start Passage to read
Hi. On Wed, May 15, 2019 at 08:53:11AM +0200, Michal Hocko wrote: > On Wed 15-05-19 08:25:23, Oleksandr Natalenko wrote: > [...] > > > > Please make sure to describe a usecase that warrants adding a new > > > > interface we have to maintain for ever. > > > > I think of two major consumers of this interface: > > > > 1) hosts, that run containers, especially similar ones and especially in > > a trusted environment; > > > > 2) heavy applications, that can be run in multiple instances, not > > limited to opensource ones like Firefox, but also those that cannot be > > modified. > > This is way too generic. Please provide something more specific. Ideally > with numbers. Why those usecases cannot use an existing interfaces. > Remember you are trying to add a new user interface which we will have > to maintain for ever. For my current setup with 2 Firefox instances I get 100 to 200 MiB saved for the second instance depending on the amount of tabs. 1 FF instance with 15 tabs: $ echo "$(cat /sys/kernel/mm/ksm/pages_sharing) * 4 / 1024" | bc 410 2 FF instances, second one has 12 tabs (all the tabs are different): $ echo "$(cat /sys/kernel/mm/ksm/pages_sharing) * 4 / 1024" | bc 592 At the very moment I do not have specific numbers for containerised workload, but those should be similar in case the containers share similar/same runtime (like multiple Node.js containers etc). Answering your question regarding using existing interfaces, since there's only one, madvise(2), this requires modifying all the applications one wants to de-duplicate. In case of containers with arbitrary content or in case of binary-only apps this is pretty hard if not impossible to do properly. > I will try to comment on the interface itself later. But I have to say > that I am not impressed. Abusing sysfs for per process features is quite > gross to be honest. Sure, please do. Thanks for your time and inputs.
end Passage to read
start Available data
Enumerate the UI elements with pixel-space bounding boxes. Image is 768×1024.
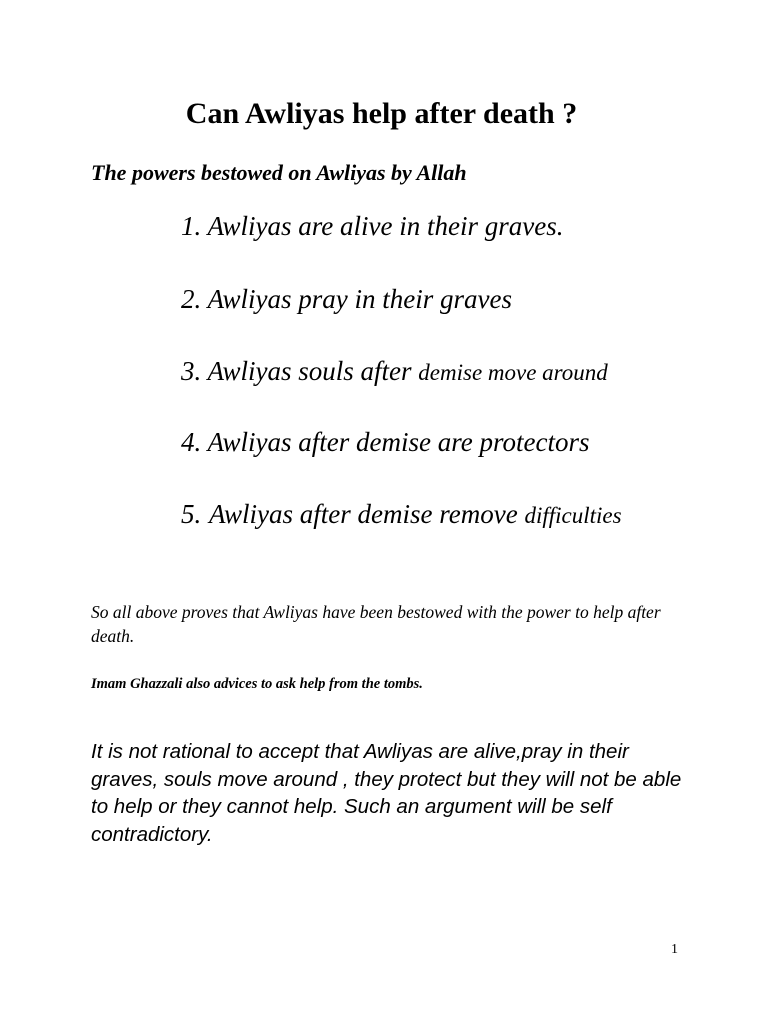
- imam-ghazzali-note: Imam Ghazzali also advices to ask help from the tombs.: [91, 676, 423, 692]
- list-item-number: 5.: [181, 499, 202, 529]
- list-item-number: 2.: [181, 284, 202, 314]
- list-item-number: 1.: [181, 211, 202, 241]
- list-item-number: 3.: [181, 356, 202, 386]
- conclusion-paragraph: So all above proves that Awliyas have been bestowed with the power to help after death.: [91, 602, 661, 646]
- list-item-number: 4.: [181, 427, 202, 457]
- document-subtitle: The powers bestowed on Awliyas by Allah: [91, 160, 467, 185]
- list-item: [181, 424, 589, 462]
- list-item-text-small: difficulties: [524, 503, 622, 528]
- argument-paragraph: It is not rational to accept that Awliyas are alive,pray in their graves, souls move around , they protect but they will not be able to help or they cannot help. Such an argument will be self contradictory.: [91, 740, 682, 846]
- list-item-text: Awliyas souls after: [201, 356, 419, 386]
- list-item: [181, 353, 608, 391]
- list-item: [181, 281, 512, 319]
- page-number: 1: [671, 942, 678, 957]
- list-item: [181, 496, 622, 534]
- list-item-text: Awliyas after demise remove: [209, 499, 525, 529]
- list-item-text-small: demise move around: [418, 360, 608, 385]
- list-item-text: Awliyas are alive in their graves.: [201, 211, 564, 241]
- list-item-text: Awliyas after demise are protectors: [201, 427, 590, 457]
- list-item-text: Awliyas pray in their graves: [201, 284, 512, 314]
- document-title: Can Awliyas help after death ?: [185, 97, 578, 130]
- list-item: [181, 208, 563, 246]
end Available data
- _Task set_
**1.** In the kernel mailing list thread, how much memory is saved for the second Firefox instance?
**2.** Switch every "Awliyas" in the records to "Saints" and write out the records again with nothing else changed. Omit the picture.
The text and the records have no connection to each other.

- _Answers provided_
**1.** From 100 to 200 MiB, depending on the number of tabs.

**2.**
Enumerate the UI elements with pixel-space bounding boxes. Image is 768×1024.
- imam-ghazzali-note: Imam Ghazzali also advices to ask help from the tombs.: [91, 676, 423, 692]
- list-item-number: 5.: [181, 499, 202, 529]
- list-item-number: 2.: [181, 284, 202, 314]
- list-item-number: 1.: [181, 211, 202, 241]
- list-item-number: 3.: [181, 356, 202, 386]
- conclusion-paragraph: So all above proves that Saints have been bestowed with the power to help after death.: [91, 602, 661, 646]
- list-item-number: 4.: [181, 427, 202, 457]
- document-subtitle: The powers bestowed on Saints by Allah: [91, 160, 467, 185]
- list-item: [181, 424, 589, 462]
- list-item-text-small: difficulties: [524, 503, 622, 528]
- argument-paragraph: It is not rational to accept that Saints are alive,pray in their graves, souls move around , they protect but they will not be able to help or they cannot help. Such an argument will be self contradictory.: [91, 740, 682, 846]
- list-item-text: Saints souls after: [201, 356, 419, 386]
- list-item: [181, 353, 608, 391]
- list-item: [181, 281, 512, 319]
- page-number: 1: [671, 942, 678, 957]
- list-item: [181, 496, 622, 534]
- list-item-text: Saints after demise remove: [209, 499, 525, 529]
- list-item-text-small: demise move around: [418, 360, 608, 385]
- list-item-text: Saints are alive in their graves.: [201, 211, 564, 241]
- list-item-text: Saints after demise are protectors: [201, 427, 590, 457]
- list-item-text: Saints pray in their graves: [201, 284, 512, 314]
- document-title: Can Saints help after death ?: [185, 97, 578, 130]
- list-item: [181, 208, 563, 246]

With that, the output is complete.